BEGIN SUPPLIED MATERIAL

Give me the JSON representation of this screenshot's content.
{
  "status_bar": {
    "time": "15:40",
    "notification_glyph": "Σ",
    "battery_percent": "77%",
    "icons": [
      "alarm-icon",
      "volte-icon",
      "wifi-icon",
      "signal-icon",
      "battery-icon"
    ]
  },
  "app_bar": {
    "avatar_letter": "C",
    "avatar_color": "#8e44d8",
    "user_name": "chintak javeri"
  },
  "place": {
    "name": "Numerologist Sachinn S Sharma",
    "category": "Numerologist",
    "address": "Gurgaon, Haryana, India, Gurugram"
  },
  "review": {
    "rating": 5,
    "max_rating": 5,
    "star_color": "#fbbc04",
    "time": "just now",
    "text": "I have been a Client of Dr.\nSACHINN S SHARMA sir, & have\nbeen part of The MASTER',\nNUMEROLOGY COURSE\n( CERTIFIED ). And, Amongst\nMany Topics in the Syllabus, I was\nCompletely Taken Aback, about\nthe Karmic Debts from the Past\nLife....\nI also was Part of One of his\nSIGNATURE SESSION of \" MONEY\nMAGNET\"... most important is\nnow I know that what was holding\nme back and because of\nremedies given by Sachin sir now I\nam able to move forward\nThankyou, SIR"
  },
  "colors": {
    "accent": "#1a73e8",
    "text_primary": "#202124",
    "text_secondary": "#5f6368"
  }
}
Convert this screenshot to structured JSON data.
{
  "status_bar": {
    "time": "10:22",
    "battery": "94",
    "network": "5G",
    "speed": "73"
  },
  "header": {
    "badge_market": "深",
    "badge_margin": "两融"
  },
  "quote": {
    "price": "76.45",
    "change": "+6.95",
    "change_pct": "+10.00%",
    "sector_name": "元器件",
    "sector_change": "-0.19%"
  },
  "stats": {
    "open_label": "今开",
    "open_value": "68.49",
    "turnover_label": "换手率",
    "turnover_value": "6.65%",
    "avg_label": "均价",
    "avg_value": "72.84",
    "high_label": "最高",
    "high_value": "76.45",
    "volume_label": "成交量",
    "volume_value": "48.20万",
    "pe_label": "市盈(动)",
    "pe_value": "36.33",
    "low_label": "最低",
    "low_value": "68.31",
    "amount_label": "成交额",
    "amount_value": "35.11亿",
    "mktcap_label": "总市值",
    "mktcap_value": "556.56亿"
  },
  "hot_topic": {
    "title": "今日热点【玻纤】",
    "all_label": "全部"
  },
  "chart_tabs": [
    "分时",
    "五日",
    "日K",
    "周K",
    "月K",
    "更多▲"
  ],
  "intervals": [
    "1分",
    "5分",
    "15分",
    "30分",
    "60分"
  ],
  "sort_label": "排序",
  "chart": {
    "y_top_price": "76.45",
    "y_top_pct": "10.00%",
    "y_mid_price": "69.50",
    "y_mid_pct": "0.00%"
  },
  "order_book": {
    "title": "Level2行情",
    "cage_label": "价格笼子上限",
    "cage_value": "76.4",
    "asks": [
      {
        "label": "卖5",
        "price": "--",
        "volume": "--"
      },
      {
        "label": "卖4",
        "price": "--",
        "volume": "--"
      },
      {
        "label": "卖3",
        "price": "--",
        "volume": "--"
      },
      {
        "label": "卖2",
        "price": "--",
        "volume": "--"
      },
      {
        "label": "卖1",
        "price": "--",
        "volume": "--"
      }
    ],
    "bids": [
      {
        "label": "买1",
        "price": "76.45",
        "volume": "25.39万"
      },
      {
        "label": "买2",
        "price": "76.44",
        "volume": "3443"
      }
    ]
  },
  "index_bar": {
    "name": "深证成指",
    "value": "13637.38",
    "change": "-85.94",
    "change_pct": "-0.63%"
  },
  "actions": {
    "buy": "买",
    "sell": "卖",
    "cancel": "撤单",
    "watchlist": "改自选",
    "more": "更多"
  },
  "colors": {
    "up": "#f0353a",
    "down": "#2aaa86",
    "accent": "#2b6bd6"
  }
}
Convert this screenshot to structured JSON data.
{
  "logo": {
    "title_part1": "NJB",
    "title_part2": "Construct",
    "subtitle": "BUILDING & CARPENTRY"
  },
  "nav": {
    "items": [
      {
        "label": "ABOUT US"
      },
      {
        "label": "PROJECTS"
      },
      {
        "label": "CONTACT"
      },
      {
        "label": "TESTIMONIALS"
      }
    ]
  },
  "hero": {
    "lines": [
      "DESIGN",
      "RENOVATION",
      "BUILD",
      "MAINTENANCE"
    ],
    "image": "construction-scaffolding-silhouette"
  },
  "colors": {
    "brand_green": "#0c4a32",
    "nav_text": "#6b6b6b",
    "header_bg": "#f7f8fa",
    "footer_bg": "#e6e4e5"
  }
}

END SUPPLIED MATERIAL

### WHAT THIS TASK INVOLVES
Output the whole listing above again, word for word.

### RESULT
Give me the JSON representation of this screenshot's content.
{
  "status_bar": {
    "time": "15:40",
    "notification_glyph": "Σ",
    "battery_percent": "77%",
    "icons": [
      "alarm-icon",
      "volte-icon",
      "wifi-icon",
      "signal-icon",
      "battery-icon"
    ]
  },
  "app_bar": {
    "avatar_letter": "C",
    "avatar_color": "#8e44d8",
    "user_name": "chintak javeri"
  },
  "place": {
    "name": "Numerologist Sachinn S Sharma",
    "category": "Numerologist",
    "address": "Gurgaon, Haryana, India, Gurugram"
  },
  "review": {
    "rating": 5,
    "max_rating": 5,
    "star_color": "#fbbc04",
    "time": "just now",
    "text": "I have been a Client of Dr.\nSACHINN S SHARMA sir, & have\nbeen part of The MASTER',\nNUMEROLOGY COURSE\n( CERTIFIED ). And, Amongst\nMany Topics in the Syllabus, I was\nCompletely Taken Aback, about\nthe Karmic Debts from the Past\nLife....\nI also was Part of One of his\nSIGNATURE SESSION of \" MONEY\nMAGNET\"... most important is\nnow I know that what was holding\nme back and because of\nremedies given by Sachin sir now I\nam able to move forward\nThankyou, SIR"
  },
  "colors": {
    "accent": "#1a73e8",
    "text_primary": "#202124",
    "text_secondary": "#5f6368"
  }
}
Convert this screenshot to structured JSON data.
{
  "status_bar": {
    "time": "10:22",
    "battery": "94",
    "network": "5G",
    "speed": "73"
  },
  "header": {
    "badge_market": "深",
    "badge_margin": "两融"
  },
  "quote": {
    "price": "76.45",
    "change": "+6.95",
    "change_pct": "+10.00%",
    "sector_name": "元器件",
    "sector_change": "-0.19%"
  },
  "stats": {
    "open_label": "今开",
    "open_value": "68.49",
    "turnover_label": "换手率",
    "turnover_value": "6.65%",
    "avg_label": "均价",
    "avg_value": "72.84",
    "high_label": "最高",
    "high_value": "76.45",
    "volume_label": "成交量",
    "volume_value": "48.20万",
    "pe_label": "市盈(动)",
    "pe_value": "36.33",
    "low_label": "最低",
    "low_value": "68.31",
    "amount_label": "成交额",
    "amount_value": "35.11亿",
    "mktcap_label": "总市值",
    "mktcap_value": "556.56亿"
  },
  "hot_topic": {
    "title": "今日热点【玻纤】",
    "all_label": "全部"
  },
  "chart_tabs": [
    "分时",
    "五日",
    "日K",
    "周K",
    "月K",
    "更多▲"
  ],
  "intervals": [
    "1分",
    "5分",
    "15分",
    "30分",
    "60分"
  ],
  "sort_label": "排序",
  "chart": {
    "y_top_price": "76.45",
    "y_top_pct": "10.00%",
    "y_mid_price": "69.50",
    "y_mid_pct": "0.00%"
  },
  "order_book": {
    "title": "Level2行情",
    "cage_label": "价格笼子上限",
    "cage_value": "76.4",
    "asks": [
      {
        "label": "卖5",
        "price": "--",
        "volume": "--"
      },
      {
        "label": "卖4",
        "price": "--",
        "volume": "--"
      },
      {
        "label": "卖3",
        "price": "--",
        "volume": "--"
      },
      {
        "label": "卖2",
        "price": "--",
        "volume": "--"
      },
      {
        "label": "卖1",
        "price": "--",
        "volume": "--"
      }
    ],
    "bids": [
      {
        "label": "买1",
        "price": "76.45",
        "volume": "25.39万"
      },
      {
        "label": "买2",
        "price": "76.44",
        "volume": "3443"
      }
    ]
  },
  "index_bar": {
    "name": "深证成指",
    "value": "13637.38",
    "change": "-85.94",
    "change_pct": "-0.63%"
  },
  "actions": {
    "buy": "买",
    "sell": "卖",
    "cancel": "撤单",
    "watchlist": "改自选",
    "more": "更多"
  },
  "colors": {
    "up": "#f0353a",
    "down": "#2aaa86",
    "accent": "#2b6bd6"
  }
}
Convert this screenshot to structured JSON data.
{
  "logo": {
    "title_part1": "NJB",
    "title_part2": "Construct",
    "subtitle": "BUILDING & CARPENTRY"
  },
  "nav": {
    "items": [
      {
        "label": "ABOUT US"
      },
      {
        "label": "PROJECTS"
      },
      {
        "label": "CONTACT"
      },
      {
        "label": "TESTIMONIALS"
      }
    ]
  },
  "hero": {
    "lines": [
      "DESIGN",
      "RENOVATION",
      "BUILD",
      "MAINTENANCE"
    ],
    "image": "construction-scaffolding-silhouette"
  },
  "colors": {
    "brand_green": "#0c4a32",
    "nav_text": "#6b6b6b",
    "header_bg": "#f7f8fa",
    "footer_bg": "#e6e4e5"
  }
}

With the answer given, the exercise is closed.